• [Written problem]
Take the material below and retype it in full; pictures are left out.

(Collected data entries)
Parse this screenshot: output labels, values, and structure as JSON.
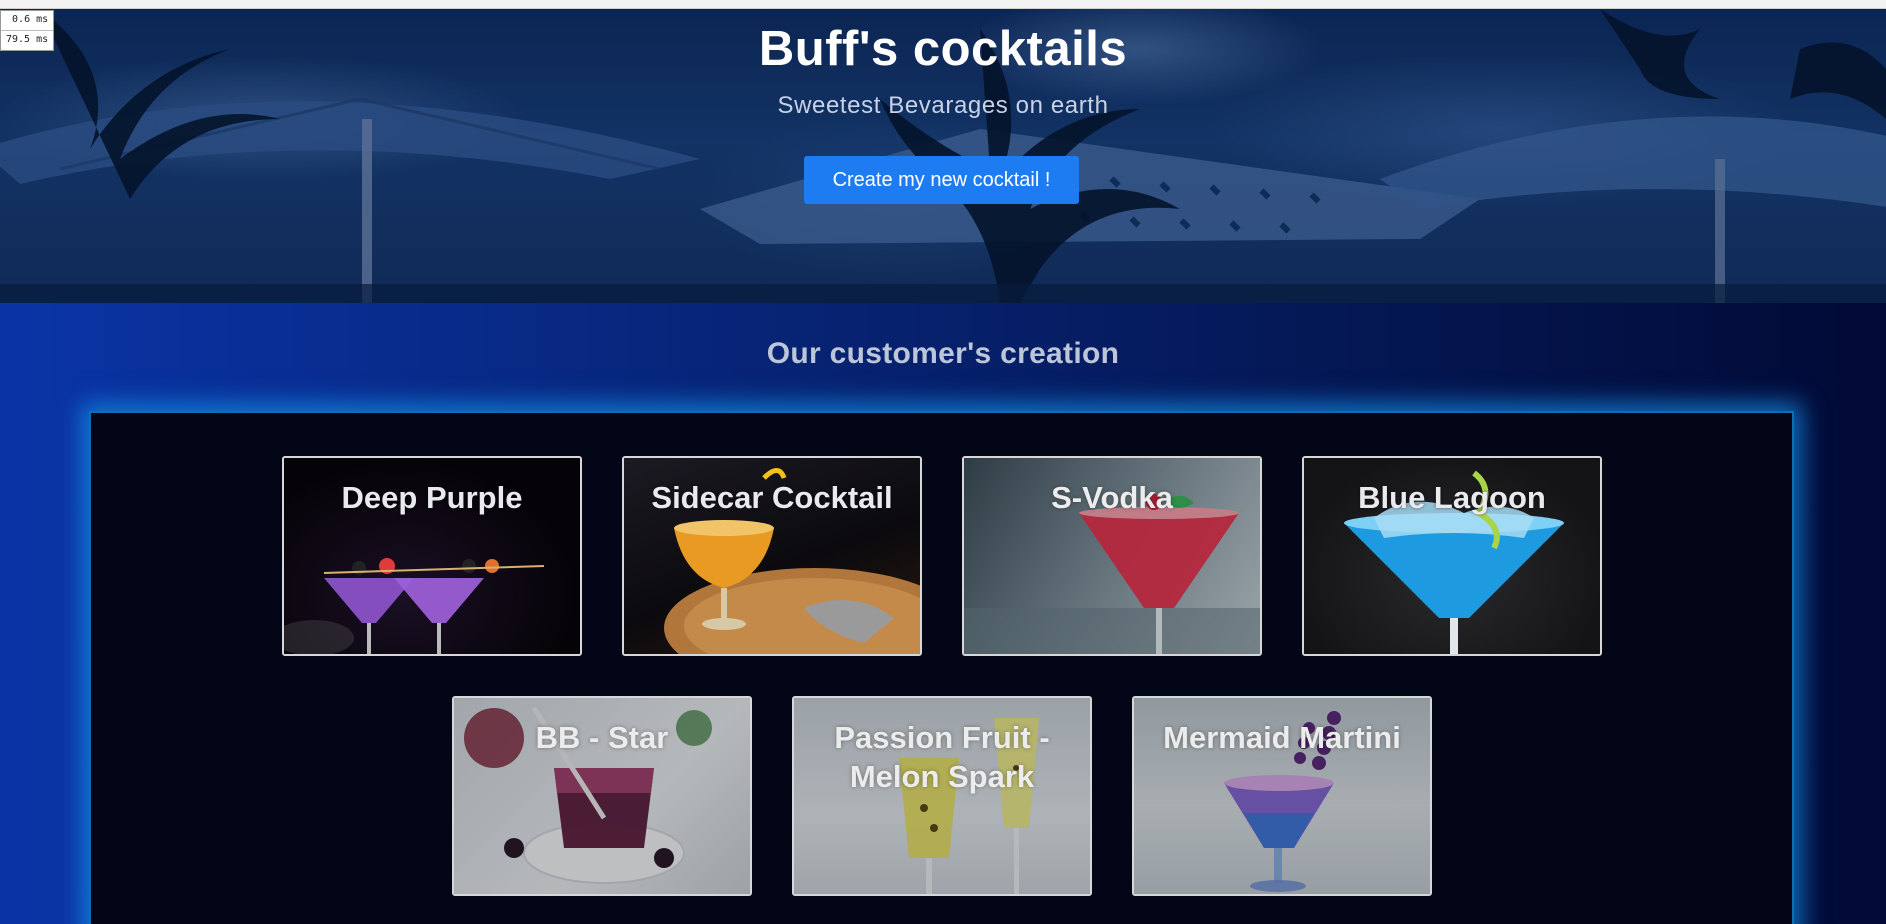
{
  "perf": {
    "line1": "0.6 ms",
    "line2": "79.5 ms"
  },
  "hero": {
    "title": "Buff's cocktails",
    "subtitle": "Sweetest Bevarages on earth",
    "cta_label": "Create my new cocktail !"
  },
  "section": {
    "title": "Our customer's creation"
  },
  "cocktails": [
    {
      "name": "Deep Purple",
      "drink_color": "#9b5fd6",
      "background": "dark"
    },
    {
      "name": "Sidecar Cocktail",
      "drink_color": "#d98a1c",
      "background": "dark"
    },
    {
      "name": "S-Vodka",
      "drink_color": "#e8334f",
      "background": "light"
    },
    {
      "name": "Blue Lagoon",
      "drink_color": "#1e9be0",
      "background": "dark"
    },
    {
      "name": "BB - Star",
      "drink_color": "#6b1c3e",
      "background": "light"
    },
    {
      "name": "Passion Fruit - Melon Spark",
      "drink_color": "#e4de5e",
      "background": "light"
    },
    {
      "name": "Mermaid Martini",
      "drink_color": "#7a5ad0",
      "background": "light"
    }
  ],
  "colors": {
    "accent": "#1e7cf2",
    "gallery_glow": "#148ce6",
    "card_border": "#d7d7d7"
  }
}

• [Written reply]
Parse this screenshot: output labels, values, and structure as JSON.
{
  "perf": {
    "line1": "0.6 ms",
    "line2": "79.5 ms"
  },
  "hero": {
    "title": "Buff's cocktails",
    "subtitle": "Sweetest Bevarages on earth",
    "cta_label": "Create my new cocktail !"
  },
  "section": {
    "title": "Our customer's creation"
  },
  "cocktails": [
    {
      "name": "Deep Purple",
      "drink_color": "#9b5fd6",
      "background": "dark"
    },
    {
      "name": "Sidecar Cocktail",
      "drink_color": "#d98a1c",
      "background": "dark"
    },
    {
      "name": "S-Vodka",
      "drink_color": "#e8334f",
      "background": "light"
    },
    {
      "name": "Blue Lagoon",
      "drink_color": "#1e9be0",
      "background": "dark"
    },
    {
      "name": "BB - Star",
      "drink_color": "#6b1c3e",
      "background": "light"
    },
    {
      "name": "Passion Fruit - Melon Spark",
      "drink_color": "#e4de5e",
      "background": "light"
    },
    {
      "name": "Mermaid Martini",
      "drink_color": "#7a5ad0",
      "background": "light"
    }
  ],
  "colors": {
    "accent": "#1e7cf2",
    "gallery_glow": "#148ce6",
    "card_border": "#d7d7d7"
  }
}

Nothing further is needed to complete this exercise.